Reproduce all of the records exactly.
::::::::::
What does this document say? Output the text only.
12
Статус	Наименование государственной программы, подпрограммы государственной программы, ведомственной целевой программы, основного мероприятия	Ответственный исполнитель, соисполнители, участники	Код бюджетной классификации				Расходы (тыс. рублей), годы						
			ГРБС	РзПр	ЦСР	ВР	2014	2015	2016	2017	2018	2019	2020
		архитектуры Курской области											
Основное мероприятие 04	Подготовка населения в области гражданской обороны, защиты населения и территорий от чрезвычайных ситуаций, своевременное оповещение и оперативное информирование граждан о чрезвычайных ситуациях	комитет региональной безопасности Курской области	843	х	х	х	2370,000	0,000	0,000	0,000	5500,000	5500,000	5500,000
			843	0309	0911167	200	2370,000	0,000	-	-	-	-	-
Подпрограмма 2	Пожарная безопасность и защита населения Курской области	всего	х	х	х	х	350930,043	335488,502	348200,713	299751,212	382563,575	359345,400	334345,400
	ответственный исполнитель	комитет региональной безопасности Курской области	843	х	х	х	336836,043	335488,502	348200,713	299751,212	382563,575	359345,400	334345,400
::::::::::
(Task output):
What does this document say? Output the text only.
12
Статус	Наименование государственной программы, подпрограммы государственной программы, ведомственной целевой программы, основного мероприятия	Ответственный исполнитель, соисполнители, участники	Код бюджетной классификации				Расходы (тыс. рублей), годы						
			ГРБС	РзПр	ЦСР	ВР	2014	2015	2016	2017	2018	2019	2020
		архитектуры Курской области											
Основное мероприятие 04	Подготовка населения в области гражданской обороны, защиты населения и территорий от чрезвычайных ситуаций, своевременное оповещение и оперативное информирование граждан о чрезвычайных ситуациях	комитет региональной безопасности Курской области	843	х	х	х	2370,000	0,000	0,000	0,000	5500,000	5500,000	5500,000
			843	0309	0911167	200	2370,000	0,000	-	-	-	-	-
Подпрограмма 2	Пожарная безопасность и защита населения Курской области	всего	х	х	х	х	350930,043	335488,502	348200,713	299751,212	382563,575	359345,400	334345,400
	ответственный исполнитель	комитет региональной безопасности Курской области	843	х	х	х	336836,043	335488,502	348200,713	299751,212	382563,575	359345,400	334345,400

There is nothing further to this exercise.